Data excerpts
^^^^^^^^^^^^^^^^

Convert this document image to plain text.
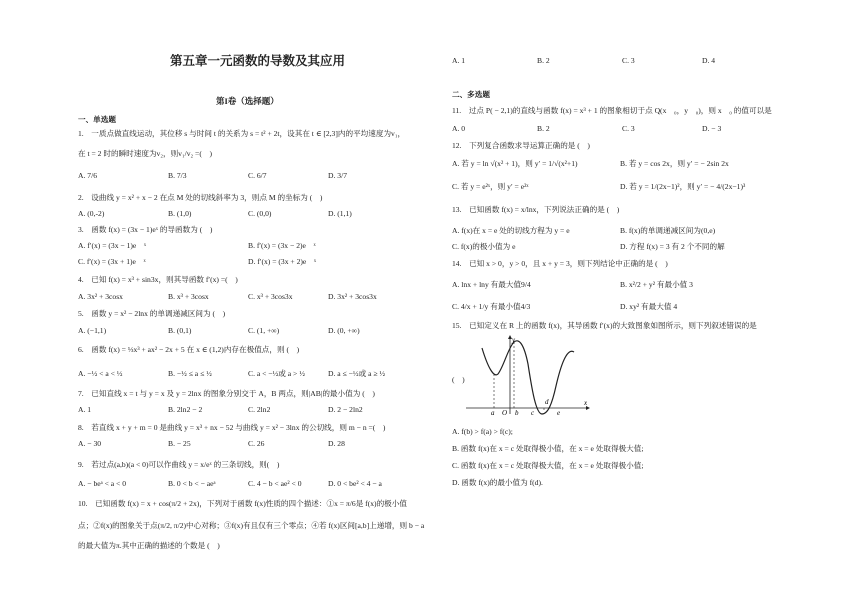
第五章一元函数的导数及其应用
第I卷（选择题）
一、单选题
1.　一质点做直线运动，其位移 s 与时间 t 的关系为 s = t² + 2t，设其在 t ∈ [2,3]内的平均速度为v₁，
在 t = 2 时的瞬时速度为v₂，则v₁/v₂ =(　)
A. 7/6	B. 7/3	C. 6/7	D. 3/7
2.　设曲线 y = x² + x − 2 在点 M 处的切线斜率为 3，则点 M 的坐标为 (　)
A. (0,-2)	B. (1,0)	C. (0,0)	D. (1,1)
3.　函数 f(x) = (3x − 1)eˣ 的导函数为 (　)
A. f′(x) = (3x − 1)e　ˣ	B. f′(x) = (3x − 2)e　ˣ
C. f′(x) = (3x + 1)e　ˣ	D. f′(x) = (3x + 2)e　ˣ
4.　已知 f(x) = x³ + sin3x，则其导函数 f′(x) =(　)
A. 3x² + 3cosx	B. x³ + 3cosx	C. x³ + 3cos3x	D. 3x² + 3cos3x
5.　函数 y = x² − 2lnx 的单调递减区间为 (　)
A. (−1,1)	B. (0,1)	C. (1, +∞)	D. (0, +∞)
6.　函数 f(x) = ⅓x³ + ax² − 2x + 5 在 x ∈ (1,2)内存在极值点，则 (　)
A. −½ < a < ½	B. −½ ≤ a ≤ ½	C. a < −½或 a > ½	D. a ≤ −½或 a ≥ ½
7.　已知直线 x = t 与 y = x 及 y = 2lnx 的图象分别交于 A，B 两点，则|AB|的最小值为 (　)
A. 1	B. 2ln2 − 2	C. 2ln2	D. 2 − 2ln2
8.　若直线 x + y + m = 0 是曲线 y = x³ + nx − 52 与曲线 y = x² − 3lnx 的公切线，则 m − n =(　)
A. − 30	B. − 25	C. 26	D. 28
9.　若过点(a,b)(a < 0)可以作曲线 y = x/eˣ 的三条切线，则(　)
A. − beᵃ < a < 0	B. 0 < b < − aeᵃ	C. 4 − b < ae² < 0	D. 0 < be² < 4 − a
10.　已知函数 f(x) = x + cos(π/2 + 2x)，下列对于函数 f(x)性质的四个描述：①x = π/6是 f(x)的极小值
点；②f(x)的图象关于点(π/2, π/2)中心对称；③f(x)有且仅有三个零点；④若 f(x)区间[a,b]上递增，则 b − a
的最大值为π.其中正确的描述的个数是 (　)
A. 1	B. 2	C. 3	D. 4
二、多选题
11.　过点 P( − 2,1)的直线与函数 f(x) = x³ + 1 的图象相切于点 Q(x　₀，y　₀)，则 x　₀ 的值可以是
A. 0	B. 2	C. 3	D. − 3
12.　下列复合函数求导运算正确的是 (　)
A. 若 y = ln √(x² + 1)，则 y′ = 1/√(x²+1)	B. 若 y = cos 2x，则 y′ = − 2sin 2x
C. 若 y = e²ˣ，则 y′ = e²ˣ	D. 若 y = 1/(2x−1)²，则 y′ = − 4/(2x−1)³
13.　已知函数 f(x) = x/lnx，下列说法正确的是 (　)
A. f(x)在 x = e 处的切线方程为 y = e	B. f(x)的单调递减区间为(0,e)
C. f(x)的极小值为 e	D. 方程 f(x) = 3 有 2 个不同的解
14.　已知 x > 0，y > 0，且 x + y = 3，则下列结论中正确的是 (　)
A. lnx + lny 有最大值9/4	B. x²/2 + y² 有最小值 3
C. 4/x + 1/y 有最小值4/3	D. xy² 有最大值 4
15.　已知定义在 R 上的函数 f(x)，其导函数 f′(x)的大致图象如图所示，则下列叙述错误的是
(　)
y
x
a O b c
d
e
A. f(b) > f(a) > f(c);
B. 函数 f(x)在 x = c 处取得极小值，在 x = e 处取得极大值;
C. 函数 f(x)在 x = c 处取得极大值，在 x = e 处取得极小值;
D. 函数 f(x)的最小值为 f(d).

^^^^^^^^^^^^^^^^

> [Short exercise] Pictures are to be left out; all else in the entries above is to be quoted exactly.

> [Problem solution]
Convert this document image to plain text.
第五章一元函数的导数及其应用
第I卷（选择题）
一、单选题
1.　一质点做直线运动，其位移 s 与时间 t 的关系为 s = t² + 2t，设其在 t ∈ [2,3]内的平均速度为v₁，
在 t = 2 时的瞬时速度为v₂，则v₁/v₂ =(　)
A. 7/6	B. 7/3	C. 6/7	D. 3/7
2.　设曲线 y = x² + x − 2 在点 M 处的切线斜率为 3，则点 M 的坐标为 (　)
A. (0,-2)	B. (1,0)	C. (0,0)	D. (1,1)
3.　函数 f(x) = (3x − 1)eˣ 的导函数为 (　)
A. f′(x) = (3x − 1)e　ˣ	B. f′(x) = (3x − 2)e　ˣ
C. f′(x) = (3x + 1)e　ˣ	D. f′(x) = (3x + 2)e　ˣ
4.　已知 f(x) = x³ + sin3x，则其导函数 f′(x) =(　)
A. 3x² + 3cosx	B. x³ + 3cosx	C. x³ + 3cos3x	D. 3x² + 3cos3x
5.　函数 y = x² − 2lnx 的单调递减区间为 (　)
A. (−1,1)	B. (0,1)	C. (1, +∞)	D. (0, +∞)
6.　函数 f(x) = ⅓x³ + ax² − 2x + 5 在 x ∈ (1,2)内存在极值点，则 (　)
A. −½ < a < ½	B. −½ ≤ a ≤ ½	C. a < −½或 a > ½	D. a ≤ −½或 a ≥ ½
7.　已知直线 x = t 与 y = x 及 y = 2lnx 的图象分别交于 A，B 两点，则|AB|的最小值为 (　)
A. 1	B. 2ln2 − 2	C. 2ln2	D. 2 − 2ln2
8.　若直线 x + y + m = 0 是曲线 y = x³ + nx − 52 与曲线 y = x² − 3lnx 的公切线，则 m − n =(　)
A. − 30	B. − 25	C. 26	D. 28
9.　若过点(a,b)(a < 0)可以作曲线 y = x/eˣ 的三条切线，则(　)
A. − beᵃ < a < 0	B. 0 < b < − aeᵃ	C. 4 − b < ae² < 0	D. 0 < be² < 4 − a
10.　已知函数 f(x) = x + cos(π/2 + 2x)，下列对于函数 f(x)性质的四个描述：①x = π/6是 f(x)的极小值
点；②f(x)的图象关于点(π/2, π/2)中心对称；③f(x)有且仅有三个零点；④若 f(x)区间[a,b]上递增，则 b − a
的最大值为π.其中正确的描述的个数是 (　)
A. 1	B. 2	C. 3	D. 4
二、多选题
11.　过点 P( − 2,1)的直线与函数 f(x) = x³ + 1 的图象相切于点 Q(x　₀，y　₀)，则 x　₀ 的值可以是
A. 0	B. 2	C. 3	D. − 3
12.　下列复合函数求导运算正确的是 (　)
A. 若 y = ln √(x² + 1)，则 y′ = 1/√(x²+1)	B. 若 y = cos 2x，则 y′ = − 2sin 2x
C. 若 y = e²ˣ，则 y′ = e²ˣ	D. 若 y = 1/(2x−1)²，则 y′ = − 4/(2x−1)³
13.　已知函数 f(x) = x/lnx，下列说法正确的是 (　)
A. f(x)在 x = e 处的切线方程为 y = e	B. f(x)的单调递减区间为(0,e)
C. f(x)的极小值为 e	D. 方程 f(x) = 3 有 2 个不同的解
14.　已知 x > 0，y > 0，且 x + y = 3，则下列结论中正确的是 (　)
A. lnx + lny 有最大值9/4	B. x²/2 + y² 有最小值 3
C. 4/x + 1/y 有最小值4/3	D. xy² 有最大值 4
15.　已知定义在 R 上的函数 f(x)，其导函数 f′(x)的大致图象如图所示，则下列叙述错误的是
(　)
y
x
a O b c
d
e
A. f(b) > f(a) > f(c);
B. 函数 f(x)在 x = c 处取得极小值，在 x = e 处取得极大值;
C. 函数 f(x)在 x = c 处取得极大值，在 x = e 处取得极小值;
D. 函数 f(x)的最小值为 f(d).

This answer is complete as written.